**WHAT IS EXPECTED**
Write out the records below once more, exactly and completely.

**SOURCE RECORDS**
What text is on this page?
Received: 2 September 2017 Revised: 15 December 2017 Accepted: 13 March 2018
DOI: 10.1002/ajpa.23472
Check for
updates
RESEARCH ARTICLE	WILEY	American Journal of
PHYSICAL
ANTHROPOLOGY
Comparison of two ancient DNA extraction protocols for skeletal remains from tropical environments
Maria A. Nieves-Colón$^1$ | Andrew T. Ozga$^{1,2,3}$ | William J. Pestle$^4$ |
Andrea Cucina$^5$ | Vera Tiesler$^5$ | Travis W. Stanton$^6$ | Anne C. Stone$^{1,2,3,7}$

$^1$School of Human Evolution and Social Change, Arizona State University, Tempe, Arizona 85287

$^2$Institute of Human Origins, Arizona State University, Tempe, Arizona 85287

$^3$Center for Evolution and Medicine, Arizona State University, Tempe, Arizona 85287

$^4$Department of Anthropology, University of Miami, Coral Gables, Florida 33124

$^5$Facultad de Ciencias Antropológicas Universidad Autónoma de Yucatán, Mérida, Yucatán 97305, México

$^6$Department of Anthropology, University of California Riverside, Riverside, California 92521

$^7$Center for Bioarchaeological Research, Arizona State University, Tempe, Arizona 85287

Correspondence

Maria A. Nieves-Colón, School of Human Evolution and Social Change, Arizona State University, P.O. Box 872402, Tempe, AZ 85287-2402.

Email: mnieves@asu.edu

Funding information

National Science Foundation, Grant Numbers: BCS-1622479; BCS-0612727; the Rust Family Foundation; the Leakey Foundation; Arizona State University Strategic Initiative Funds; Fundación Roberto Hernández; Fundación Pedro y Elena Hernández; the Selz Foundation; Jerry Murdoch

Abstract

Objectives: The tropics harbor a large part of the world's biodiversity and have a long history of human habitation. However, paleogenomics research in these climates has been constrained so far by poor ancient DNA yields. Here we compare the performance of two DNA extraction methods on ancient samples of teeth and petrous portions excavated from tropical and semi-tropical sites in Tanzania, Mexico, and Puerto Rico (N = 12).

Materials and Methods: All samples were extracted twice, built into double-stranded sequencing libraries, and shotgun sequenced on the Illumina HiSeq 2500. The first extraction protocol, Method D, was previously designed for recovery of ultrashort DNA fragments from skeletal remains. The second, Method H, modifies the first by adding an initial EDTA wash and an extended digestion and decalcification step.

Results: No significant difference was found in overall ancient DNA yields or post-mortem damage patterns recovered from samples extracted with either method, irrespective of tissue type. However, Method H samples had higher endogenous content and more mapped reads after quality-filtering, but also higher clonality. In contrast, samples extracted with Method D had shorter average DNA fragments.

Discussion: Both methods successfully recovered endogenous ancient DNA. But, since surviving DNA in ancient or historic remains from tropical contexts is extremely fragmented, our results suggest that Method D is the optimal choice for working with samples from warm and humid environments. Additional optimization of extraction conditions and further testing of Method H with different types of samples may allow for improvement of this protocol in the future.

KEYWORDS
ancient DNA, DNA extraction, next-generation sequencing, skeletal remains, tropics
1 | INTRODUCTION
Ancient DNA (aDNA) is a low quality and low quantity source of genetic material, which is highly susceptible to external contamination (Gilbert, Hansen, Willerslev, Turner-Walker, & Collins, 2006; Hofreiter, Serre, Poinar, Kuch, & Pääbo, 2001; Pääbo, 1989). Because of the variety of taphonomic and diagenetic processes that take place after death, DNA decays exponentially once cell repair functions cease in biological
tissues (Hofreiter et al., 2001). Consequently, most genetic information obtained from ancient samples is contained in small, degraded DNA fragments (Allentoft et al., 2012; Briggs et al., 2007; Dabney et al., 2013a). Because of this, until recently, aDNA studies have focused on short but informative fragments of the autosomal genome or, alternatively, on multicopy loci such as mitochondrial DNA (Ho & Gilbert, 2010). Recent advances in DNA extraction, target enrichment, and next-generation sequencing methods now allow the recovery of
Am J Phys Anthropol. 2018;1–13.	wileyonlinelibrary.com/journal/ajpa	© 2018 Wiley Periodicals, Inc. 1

**EXPECTED OUTPUT**
What text is on this page?
Received: 2 September 2017 Revised: 15 December 2017 Accepted: 13 March 2018
DOI: 10.1002/ajpa.23472
Check for
updates
RESEARCH ARTICLE	WILEY	American Journal of
PHYSICAL
ANTHROPOLOGY
Comparison of two ancient DNA extraction protocols for skeletal remains from tropical environments
Maria A. Nieves-Colón$^1$ | Andrew T. Ozga$^{1,2,3}$ | William J. Pestle$^4$ |
Andrea Cucina$^5$ | Vera Tiesler$^5$ | Travis W. Stanton$^6$ | Anne C. Stone$^{1,2,3,7}$

$^1$School of Human Evolution and Social Change, Arizona State University, Tempe, Arizona 85287

$^2$Institute of Human Origins, Arizona State University, Tempe, Arizona 85287

$^3$Center for Evolution and Medicine, Arizona State University, Tempe, Arizona 85287

$^4$Department of Anthropology, University of Miami, Coral Gables, Florida 33124

$^5$Facultad de Ciencias Antropológicas Universidad Autónoma de Yucatán, Mérida, Yucatán 97305, México

$^6$Department of Anthropology, University of California Riverside, Riverside, California 92521

$^7$Center for Bioarchaeological Research, Arizona State University, Tempe, Arizona 85287

Correspondence

Maria A. Nieves-Colón, School of Human Evolution and Social Change, Arizona State University, P.O. Box 872402, Tempe, AZ 85287-2402.

Email: mnieves@asu.edu

Funding information

National Science Foundation, Grant Numbers: BCS-1622479; BCS-0612727; the Rust Family Foundation; the Leakey Foundation; Arizona State University Strategic Initiative Funds; Fundación Roberto Hernández; Fundación Pedro y Elena Hernández; the Selz Foundation; Jerry Murdoch

Abstract

Objectives: The tropics harbor a large part of the world's biodiversity and have a long history of human habitation. However, paleogenomics research in these climates has been constrained so far by poor ancient DNA yields. Here we compare the performance of two DNA extraction methods on ancient samples of teeth and petrous portions excavated from tropical and semi-tropical sites in Tanzania, Mexico, and Puerto Rico (N = 12).

Materials and Methods: All samples were extracted twice, built into double-stranded sequencing libraries, and shotgun sequenced on the Illumina HiSeq 2500. The first extraction protocol, Method D, was previously designed for recovery of ultrashort DNA fragments from skeletal remains. The second, Method H, modifies the first by adding an initial EDTA wash and an extended digestion and decalcification step.

Results: No significant difference was found in overall ancient DNA yields or post-mortem damage patterns recovered from samples extracted with either method, irrespective of tissue type. However, Method H samples had higher endogenous content and more mapped reads after quality-filtering, but also higher clonality. In contrast, samples extracted with Method D had shorter average DNA fragments.

Discussion: Both methods successfully recovered endogenous ancient DNA. But, since surviving DNA in ancient or historic remains from tropical contexts is extremely fragmented, our results suggest that Method D is the optimal choice for working with samples from warm and humid environments. Additional optimization of extraction conditions and further testing of Method H with different types of samples may allow for improvement of this protocol in the future.

KEYWORDS
ancient DNA, DNA extraction, next-generation sequencing, skeletal remains, tropics
1 | INTRODUCTION
Ancient DNA (aDNA) is a low quality and low quantity source of genetic material, which is highly susceptible to external contamination (Gilbert, Hansen, Willerslev, Turner-Walker, & Collins, 2006; Hofreiter, Serre, Poinar, Kuch, & Pääbo, 2001; Pääbo, 1989). Because of the variety of taphonomic and diagenetic processes that take place after death, DNA decays exponentially once cell repair functions cease in biological
tissues (Hofreiter et al., 2001). Consequently, most genetic information obtained from ancient samples is contained in small, degraded DNA fragments (Allentoft et al., 2012; Briggs et al., 2007; Dabney et al., 2013a). Because of this, until recently, aDNA studies have focused on short but informative fragments of the autosomal genome or, alternatively, on multicopy loci such as mitochondrial DNA (Ho & Gilbert, 2010). Recent advances in DNA extraction, target enrichment, and next-generation sequencing methods now allow the recovery of
Am J Phys Anthropol. 2018;1–13.	wileyonlinelibrary.com/journal/ajpa	© 2018 Wiley Periodicals, Inc. 1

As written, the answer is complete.